Stored data:

********

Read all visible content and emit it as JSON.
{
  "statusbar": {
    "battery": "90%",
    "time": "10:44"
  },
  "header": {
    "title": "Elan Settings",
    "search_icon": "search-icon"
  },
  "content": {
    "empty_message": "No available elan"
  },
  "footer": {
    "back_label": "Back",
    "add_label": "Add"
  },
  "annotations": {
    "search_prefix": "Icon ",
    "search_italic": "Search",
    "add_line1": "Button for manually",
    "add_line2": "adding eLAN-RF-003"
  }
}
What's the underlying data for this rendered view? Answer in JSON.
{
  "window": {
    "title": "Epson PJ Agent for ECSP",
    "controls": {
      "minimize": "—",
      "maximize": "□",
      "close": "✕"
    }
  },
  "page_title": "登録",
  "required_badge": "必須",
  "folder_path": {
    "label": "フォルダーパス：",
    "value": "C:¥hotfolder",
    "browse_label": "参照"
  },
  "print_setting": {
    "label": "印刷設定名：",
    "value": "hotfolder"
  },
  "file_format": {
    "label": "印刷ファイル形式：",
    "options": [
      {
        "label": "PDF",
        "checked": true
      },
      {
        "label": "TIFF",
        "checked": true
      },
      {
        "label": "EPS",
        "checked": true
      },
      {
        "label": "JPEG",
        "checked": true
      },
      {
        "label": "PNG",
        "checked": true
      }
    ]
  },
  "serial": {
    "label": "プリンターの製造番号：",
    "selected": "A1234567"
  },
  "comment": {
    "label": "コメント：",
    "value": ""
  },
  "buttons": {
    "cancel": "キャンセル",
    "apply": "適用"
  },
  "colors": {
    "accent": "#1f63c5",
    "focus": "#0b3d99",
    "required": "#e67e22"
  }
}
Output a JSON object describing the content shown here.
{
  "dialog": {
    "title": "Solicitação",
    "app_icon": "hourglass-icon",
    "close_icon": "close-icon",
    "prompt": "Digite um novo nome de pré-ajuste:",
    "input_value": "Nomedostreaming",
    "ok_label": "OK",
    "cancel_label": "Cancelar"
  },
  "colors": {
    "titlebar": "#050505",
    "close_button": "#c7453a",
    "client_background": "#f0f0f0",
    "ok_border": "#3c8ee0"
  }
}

********

Using the listing above, reproduce each line without omission.

> TASK RESPONSE
Read all visible content and emit it as JSON.
{
  "statusbar": {
    "battery": "90%",
    "time": "10:44"
  },
  "header": {
    "title": "Elan Settings",
    "search_icon": "search-icon"
  },
  "content": {
    "empty_message": "No available elan"
  },
  "footer": {
    "back_label": "Back",
    "add_label": "Add"
  },
  "annotations": {
    "search_prefix": "Icon ",
    "search_italic": "Search",
    "add_line1": "Button for manually",
    "add_line2": "adding eLAN-RF-003"
  }
}
What's the underlying data for this rendered view? Answer in JSON.
{
  "window": {
    "title": "Epson PJ Agent for ECSP",
    "controls": {
      "minimize": "—",
      "maximize": "□",
      "close": "✕"
    }
  },
  "page_title": "登録",
  "required_badge": "必須",
  "folder_path": {
    "label": "フォルダーパス：",
    "value": "C:¥hotfolder",
    "browse_label": "参照"
  },
  "print_setting": {
    "label": "印刷設定名：",
    "value": "hotfolder"
  },
  "file_format": {
    "label": "印刷ファイル形式：",
    "options": [
      {
        "label": "PDF",
        "checked": true
      },
      {
        "label": "TIFF",
        "checked": true
      },
      {
        "label": "EPS",
        "checked": true
      },
      {
        "label": "JPEG",
        "checked": true
      },
      {
        "label": "PNG",
        "checked": true
      }
    ]
  },
  "serial": {
    "label": "プリンターの製造番号：",
    "selected": "A1234567"
  },
  "comment": {
    "label": "コメント：",
    "value": ""
  },
  "buttons": {
    "cancel": "キャンセル",
    "apply": "適用"
  },
  "colors": {
    "accent": "#1f63c5",
    "focus": "#0b3d99",
    "required": "#e67e22"
  }
}
Output a JSON object describing the content shown here.
{
  "dialog": {
    "title": "Solicitação",
    "app_icon": "hourglass-icon",
    "close_icon": "close-icon",
    "prompt": "Digite um novo nome de pré-ajuste:",
    "input_value": "Nomedostreaming",
    "ok_label": "OK",
    "cancel_label": "Cancelar"
  },
  "colors": {
    "titlebar": "#050505",
    "close_button": "#c7453a",
    "client_background": "#f0f0f0",
    "ok_border": "#3c8ee0"
  }
}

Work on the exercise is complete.